- **Page text**

________

This app is designed to help patients who are about to undergo surgery for endometriosis learn about what to expect beforehand without scaring themselves by searching Google for information. Post-operatively, the app helps doctors assess how their recovery is going. The biggest problem, developers say, is that patients with this condition are so accustomed to being in pain that they often don’t recognize the severity of their symptoms after surgery, and thus fail to report them to their physicians until they’ve become acute. The My Op app allows doctors to monitor self-reported symptoms, and either text or have a video chat with patients if symptoms are concerning before they worsen.
This group built a web-based platform to assess and manage Parkinson’s symptoms at home, allowing a patient to better control his own condition.
The Tremo Cup, which the patient uses to take medications several times a day, detects tremors, which correlate to how well a medication is controlling symptoms. By monitoring data, doctors can assess how long a medication is working, and if the timing or dose needs to be adjusted. It also allows a patient to see if he can influence the efficacy of the medication by adjusting exercise, food, or sleep.
The Brady Glove has sensors in each finger that allow a doctor to detect Bradykinesia–-the slowness of movement that is a prime indicator of Parkinson’s disease. Neurologists can assess the severity of a patient’s symptoms by asking him to tap his fingers, open and close his fist, and alter the position of his palm–the classic tests for Parkinson’s–then adjust his meds to help control symptoms.
This team’s goal was to find a way for a patient to track and lower her blood pressure with minimal involvement by a physician. The solution was an app with three integrated devices: a blood pressure cuff that sends data to a dashboard; a Fitbit to measure how much the patient moves; and a container that monitors how many pills are still in the bottle. Forget to take your meds, and the 3-G powered pill bottle will send you a text message reminder without having to sync your device. In addition, the app will allow patients to invite friends to act as motivators, sending messages and videos to encourage compliance. The pill bottle, designed by a company called Adhere Tech, is already in development.

________

- **Source material**
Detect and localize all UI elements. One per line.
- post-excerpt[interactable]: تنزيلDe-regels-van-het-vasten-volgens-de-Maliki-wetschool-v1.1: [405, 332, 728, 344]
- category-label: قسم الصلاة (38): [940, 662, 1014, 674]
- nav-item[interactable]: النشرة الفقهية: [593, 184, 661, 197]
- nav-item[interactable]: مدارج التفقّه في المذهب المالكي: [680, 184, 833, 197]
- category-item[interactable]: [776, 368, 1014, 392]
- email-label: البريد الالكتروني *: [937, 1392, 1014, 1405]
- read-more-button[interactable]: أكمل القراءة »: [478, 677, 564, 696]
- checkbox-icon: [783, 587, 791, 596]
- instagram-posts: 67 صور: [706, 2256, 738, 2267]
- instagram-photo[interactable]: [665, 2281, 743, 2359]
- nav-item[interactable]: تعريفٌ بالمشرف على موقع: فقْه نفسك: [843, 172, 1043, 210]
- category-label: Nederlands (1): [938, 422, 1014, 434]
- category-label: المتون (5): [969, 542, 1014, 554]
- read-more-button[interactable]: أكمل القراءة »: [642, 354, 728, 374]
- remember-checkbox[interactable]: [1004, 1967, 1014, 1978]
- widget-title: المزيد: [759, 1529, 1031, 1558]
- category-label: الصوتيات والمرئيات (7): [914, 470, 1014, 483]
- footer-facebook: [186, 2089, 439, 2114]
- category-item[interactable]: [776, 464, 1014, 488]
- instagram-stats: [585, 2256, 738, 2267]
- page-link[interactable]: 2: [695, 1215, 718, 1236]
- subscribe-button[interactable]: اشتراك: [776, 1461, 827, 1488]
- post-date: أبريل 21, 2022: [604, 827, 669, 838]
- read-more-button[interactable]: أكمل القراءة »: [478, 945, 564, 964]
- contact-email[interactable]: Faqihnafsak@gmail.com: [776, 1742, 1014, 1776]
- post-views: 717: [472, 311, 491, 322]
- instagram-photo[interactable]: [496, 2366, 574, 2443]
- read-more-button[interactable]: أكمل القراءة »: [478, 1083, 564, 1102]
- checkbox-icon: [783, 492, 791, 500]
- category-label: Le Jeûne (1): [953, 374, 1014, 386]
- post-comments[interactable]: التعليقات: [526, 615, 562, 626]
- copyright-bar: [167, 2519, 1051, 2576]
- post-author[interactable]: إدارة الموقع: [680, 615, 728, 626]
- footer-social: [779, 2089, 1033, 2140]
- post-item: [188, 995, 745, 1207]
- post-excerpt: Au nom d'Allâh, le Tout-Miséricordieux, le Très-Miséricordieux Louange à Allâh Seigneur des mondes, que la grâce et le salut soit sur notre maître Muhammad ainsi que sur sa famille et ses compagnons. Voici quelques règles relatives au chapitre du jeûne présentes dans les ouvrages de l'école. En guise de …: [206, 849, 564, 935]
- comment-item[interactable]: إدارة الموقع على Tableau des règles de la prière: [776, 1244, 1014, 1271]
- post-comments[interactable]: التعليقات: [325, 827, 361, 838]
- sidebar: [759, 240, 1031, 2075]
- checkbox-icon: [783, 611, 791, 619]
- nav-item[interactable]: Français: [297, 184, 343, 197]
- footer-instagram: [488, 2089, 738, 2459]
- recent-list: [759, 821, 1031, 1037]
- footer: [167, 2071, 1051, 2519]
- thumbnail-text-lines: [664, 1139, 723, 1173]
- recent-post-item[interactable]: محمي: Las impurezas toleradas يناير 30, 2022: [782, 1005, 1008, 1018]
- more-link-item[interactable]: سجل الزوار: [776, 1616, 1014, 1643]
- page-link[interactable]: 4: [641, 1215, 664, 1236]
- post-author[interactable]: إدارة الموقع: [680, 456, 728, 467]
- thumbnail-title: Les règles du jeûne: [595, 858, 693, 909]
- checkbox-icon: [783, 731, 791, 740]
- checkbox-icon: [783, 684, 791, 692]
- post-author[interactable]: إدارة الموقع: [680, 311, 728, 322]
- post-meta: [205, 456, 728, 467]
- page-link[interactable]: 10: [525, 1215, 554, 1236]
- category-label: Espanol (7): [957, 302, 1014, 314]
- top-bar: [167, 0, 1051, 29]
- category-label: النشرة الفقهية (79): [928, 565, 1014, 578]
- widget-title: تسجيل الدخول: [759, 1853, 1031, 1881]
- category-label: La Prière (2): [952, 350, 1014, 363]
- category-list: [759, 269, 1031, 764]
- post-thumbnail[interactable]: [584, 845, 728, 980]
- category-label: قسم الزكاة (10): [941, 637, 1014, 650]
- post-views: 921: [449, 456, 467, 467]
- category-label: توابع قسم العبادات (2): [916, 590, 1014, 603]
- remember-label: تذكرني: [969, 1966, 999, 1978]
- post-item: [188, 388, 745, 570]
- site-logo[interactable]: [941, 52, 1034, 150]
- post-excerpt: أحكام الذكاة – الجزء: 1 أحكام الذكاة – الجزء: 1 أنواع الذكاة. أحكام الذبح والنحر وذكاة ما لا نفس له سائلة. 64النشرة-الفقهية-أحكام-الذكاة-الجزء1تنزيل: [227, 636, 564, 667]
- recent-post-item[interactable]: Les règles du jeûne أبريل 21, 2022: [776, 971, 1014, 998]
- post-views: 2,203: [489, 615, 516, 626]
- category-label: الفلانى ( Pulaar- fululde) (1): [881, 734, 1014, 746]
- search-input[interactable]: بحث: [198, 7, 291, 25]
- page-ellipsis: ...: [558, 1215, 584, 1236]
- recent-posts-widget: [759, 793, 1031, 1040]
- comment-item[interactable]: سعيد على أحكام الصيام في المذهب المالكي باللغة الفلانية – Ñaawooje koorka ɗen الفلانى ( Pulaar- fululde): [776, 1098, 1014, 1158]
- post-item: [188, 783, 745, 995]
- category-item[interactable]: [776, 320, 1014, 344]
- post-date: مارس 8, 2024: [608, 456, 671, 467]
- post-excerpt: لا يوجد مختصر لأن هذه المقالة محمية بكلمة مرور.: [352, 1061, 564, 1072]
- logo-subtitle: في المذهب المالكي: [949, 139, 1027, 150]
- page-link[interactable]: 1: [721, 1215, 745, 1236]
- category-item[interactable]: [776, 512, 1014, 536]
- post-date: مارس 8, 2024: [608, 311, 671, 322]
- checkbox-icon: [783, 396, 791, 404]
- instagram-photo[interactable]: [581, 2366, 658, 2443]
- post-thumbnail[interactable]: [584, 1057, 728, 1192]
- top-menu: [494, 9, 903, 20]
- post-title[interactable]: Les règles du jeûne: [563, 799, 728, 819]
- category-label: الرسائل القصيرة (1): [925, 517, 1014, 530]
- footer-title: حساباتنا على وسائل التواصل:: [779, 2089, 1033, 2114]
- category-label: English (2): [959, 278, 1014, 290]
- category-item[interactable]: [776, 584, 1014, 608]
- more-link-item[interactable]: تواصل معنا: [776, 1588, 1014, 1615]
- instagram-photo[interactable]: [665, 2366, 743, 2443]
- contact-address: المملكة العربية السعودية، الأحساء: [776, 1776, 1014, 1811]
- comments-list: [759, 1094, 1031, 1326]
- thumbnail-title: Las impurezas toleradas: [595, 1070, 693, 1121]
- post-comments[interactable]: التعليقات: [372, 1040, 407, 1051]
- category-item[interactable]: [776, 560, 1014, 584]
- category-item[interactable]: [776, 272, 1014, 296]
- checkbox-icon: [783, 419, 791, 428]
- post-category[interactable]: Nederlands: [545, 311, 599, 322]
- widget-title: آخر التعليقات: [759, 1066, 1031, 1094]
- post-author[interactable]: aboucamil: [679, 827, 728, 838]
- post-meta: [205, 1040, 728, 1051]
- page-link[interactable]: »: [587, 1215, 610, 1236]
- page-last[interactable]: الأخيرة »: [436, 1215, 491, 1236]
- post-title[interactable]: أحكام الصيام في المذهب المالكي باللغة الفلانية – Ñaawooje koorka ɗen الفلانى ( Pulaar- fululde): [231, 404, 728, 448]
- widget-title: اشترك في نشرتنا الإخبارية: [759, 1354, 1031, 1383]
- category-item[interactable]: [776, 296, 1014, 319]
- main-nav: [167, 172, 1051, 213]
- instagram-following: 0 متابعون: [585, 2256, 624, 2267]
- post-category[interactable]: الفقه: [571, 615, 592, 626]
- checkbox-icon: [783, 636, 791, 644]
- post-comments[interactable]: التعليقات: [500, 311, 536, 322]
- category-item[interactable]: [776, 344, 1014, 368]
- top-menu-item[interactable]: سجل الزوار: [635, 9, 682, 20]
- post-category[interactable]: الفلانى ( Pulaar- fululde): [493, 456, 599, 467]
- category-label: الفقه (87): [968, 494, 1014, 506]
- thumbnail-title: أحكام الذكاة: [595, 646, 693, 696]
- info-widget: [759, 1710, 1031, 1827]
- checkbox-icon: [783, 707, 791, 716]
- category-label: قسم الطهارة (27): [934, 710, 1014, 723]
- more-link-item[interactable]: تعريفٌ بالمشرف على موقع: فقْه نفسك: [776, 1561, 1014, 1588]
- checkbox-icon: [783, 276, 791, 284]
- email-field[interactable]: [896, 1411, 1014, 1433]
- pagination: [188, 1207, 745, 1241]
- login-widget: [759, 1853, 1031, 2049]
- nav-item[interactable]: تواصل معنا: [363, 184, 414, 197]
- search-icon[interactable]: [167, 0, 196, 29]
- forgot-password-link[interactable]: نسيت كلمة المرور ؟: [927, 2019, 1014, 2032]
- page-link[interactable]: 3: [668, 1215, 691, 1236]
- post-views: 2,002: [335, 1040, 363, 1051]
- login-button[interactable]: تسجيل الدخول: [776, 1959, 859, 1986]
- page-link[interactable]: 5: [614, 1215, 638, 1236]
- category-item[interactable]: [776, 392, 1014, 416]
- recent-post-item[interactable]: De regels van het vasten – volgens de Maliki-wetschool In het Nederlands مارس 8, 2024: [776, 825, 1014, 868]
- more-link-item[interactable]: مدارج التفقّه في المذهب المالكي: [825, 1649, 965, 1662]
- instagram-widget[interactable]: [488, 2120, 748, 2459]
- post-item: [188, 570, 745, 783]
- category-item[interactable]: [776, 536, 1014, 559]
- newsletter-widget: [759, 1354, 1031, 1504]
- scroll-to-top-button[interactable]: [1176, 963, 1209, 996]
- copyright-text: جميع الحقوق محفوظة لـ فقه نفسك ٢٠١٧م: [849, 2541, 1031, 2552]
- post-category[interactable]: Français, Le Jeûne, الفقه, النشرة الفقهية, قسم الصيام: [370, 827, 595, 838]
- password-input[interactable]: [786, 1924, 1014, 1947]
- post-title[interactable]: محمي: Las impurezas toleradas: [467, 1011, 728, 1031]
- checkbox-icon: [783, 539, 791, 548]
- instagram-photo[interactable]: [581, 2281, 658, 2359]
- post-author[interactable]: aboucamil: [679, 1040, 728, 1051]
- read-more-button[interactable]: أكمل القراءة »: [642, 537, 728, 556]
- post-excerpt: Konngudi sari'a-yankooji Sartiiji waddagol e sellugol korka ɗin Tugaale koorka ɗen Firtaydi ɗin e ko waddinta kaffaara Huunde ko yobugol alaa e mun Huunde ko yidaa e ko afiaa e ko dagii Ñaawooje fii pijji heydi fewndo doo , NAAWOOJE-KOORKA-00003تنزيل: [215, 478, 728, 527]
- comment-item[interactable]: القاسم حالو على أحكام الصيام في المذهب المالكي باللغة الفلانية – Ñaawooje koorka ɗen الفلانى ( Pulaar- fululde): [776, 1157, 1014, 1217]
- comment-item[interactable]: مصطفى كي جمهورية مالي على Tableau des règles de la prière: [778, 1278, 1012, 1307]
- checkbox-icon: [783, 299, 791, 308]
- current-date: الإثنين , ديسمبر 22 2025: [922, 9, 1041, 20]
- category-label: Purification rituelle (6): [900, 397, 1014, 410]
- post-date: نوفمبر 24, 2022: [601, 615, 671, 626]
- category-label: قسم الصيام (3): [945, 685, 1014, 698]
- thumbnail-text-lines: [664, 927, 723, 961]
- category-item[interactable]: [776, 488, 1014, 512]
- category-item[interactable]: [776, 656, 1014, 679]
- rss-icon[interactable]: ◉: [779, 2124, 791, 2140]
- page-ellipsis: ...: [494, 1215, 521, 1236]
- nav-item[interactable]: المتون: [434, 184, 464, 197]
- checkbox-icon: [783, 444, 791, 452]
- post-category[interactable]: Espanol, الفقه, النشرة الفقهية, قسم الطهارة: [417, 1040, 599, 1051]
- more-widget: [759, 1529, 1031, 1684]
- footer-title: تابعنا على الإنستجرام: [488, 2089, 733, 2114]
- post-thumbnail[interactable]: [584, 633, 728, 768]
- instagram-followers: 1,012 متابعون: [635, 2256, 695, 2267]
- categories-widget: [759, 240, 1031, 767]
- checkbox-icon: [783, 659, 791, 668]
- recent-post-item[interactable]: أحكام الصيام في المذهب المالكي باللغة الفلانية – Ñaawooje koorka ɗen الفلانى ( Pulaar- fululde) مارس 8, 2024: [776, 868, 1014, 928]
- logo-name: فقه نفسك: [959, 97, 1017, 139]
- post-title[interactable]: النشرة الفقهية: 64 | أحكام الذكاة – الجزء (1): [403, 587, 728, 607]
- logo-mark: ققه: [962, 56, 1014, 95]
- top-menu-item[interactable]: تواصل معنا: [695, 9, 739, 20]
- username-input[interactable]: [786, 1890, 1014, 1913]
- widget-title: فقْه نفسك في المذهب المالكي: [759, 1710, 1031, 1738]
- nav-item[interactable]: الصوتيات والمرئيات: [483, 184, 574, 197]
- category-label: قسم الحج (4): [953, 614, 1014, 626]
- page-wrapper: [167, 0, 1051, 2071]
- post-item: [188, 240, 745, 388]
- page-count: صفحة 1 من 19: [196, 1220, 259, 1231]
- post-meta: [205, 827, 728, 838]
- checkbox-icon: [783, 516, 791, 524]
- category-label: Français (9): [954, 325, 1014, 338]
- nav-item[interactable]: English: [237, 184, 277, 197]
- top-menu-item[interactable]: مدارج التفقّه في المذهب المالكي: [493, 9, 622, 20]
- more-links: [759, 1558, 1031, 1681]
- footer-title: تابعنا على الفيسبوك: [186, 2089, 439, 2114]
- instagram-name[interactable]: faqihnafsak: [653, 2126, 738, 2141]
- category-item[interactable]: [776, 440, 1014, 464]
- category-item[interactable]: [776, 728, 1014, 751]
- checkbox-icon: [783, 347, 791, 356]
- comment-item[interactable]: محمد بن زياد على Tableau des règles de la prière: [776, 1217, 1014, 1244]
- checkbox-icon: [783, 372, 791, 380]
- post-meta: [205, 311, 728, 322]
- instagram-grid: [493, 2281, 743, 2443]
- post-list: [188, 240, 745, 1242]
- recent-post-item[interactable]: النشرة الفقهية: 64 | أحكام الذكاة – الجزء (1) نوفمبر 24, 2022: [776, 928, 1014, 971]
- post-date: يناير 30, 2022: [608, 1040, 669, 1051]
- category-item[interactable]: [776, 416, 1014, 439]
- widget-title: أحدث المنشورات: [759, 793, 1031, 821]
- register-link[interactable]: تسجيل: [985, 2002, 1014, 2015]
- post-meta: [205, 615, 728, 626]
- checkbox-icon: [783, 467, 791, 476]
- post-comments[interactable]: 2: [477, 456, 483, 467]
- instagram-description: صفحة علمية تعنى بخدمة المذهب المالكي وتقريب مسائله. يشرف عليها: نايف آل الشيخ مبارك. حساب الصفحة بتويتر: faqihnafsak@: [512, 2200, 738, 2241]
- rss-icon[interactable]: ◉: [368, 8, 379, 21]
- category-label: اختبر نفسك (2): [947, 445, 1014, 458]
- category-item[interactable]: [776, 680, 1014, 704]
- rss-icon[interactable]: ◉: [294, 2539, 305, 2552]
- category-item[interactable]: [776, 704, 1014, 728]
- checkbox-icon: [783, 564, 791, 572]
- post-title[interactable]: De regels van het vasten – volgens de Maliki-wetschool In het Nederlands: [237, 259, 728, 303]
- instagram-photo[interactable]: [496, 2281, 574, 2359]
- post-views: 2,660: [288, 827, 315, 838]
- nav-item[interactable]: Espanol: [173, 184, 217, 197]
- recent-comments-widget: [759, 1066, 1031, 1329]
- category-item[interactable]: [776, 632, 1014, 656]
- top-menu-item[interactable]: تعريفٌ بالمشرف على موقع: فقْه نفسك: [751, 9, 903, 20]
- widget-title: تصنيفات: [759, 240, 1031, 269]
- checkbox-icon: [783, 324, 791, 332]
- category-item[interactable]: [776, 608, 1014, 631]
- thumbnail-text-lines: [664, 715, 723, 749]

________

- **Tasks for this exercise**
• 1. Reproduce the health apps text starting with "The Brady Glove" and going on through "help control symptoms.", substituting "Physicians" for "Neurologists".
• 2. In the health apps text, which company designed the pill bottle used in the blood pressure solution?

- **Responses to the exercise**
• 1.
The Brady Glove has sensors in each finger that allow a doctor to detect Bradykinesia–-the slowness of movement that is a prime indicator of Parkinson’s disease. Physicians can assess the severity of a patient’s symptoms by asking him to tap his fingers, open and close his fist, and alter the position of his palm–the classic tests for Parkinson’s–then adjust his meds to help control symptoms.

• 2. Adhere Tech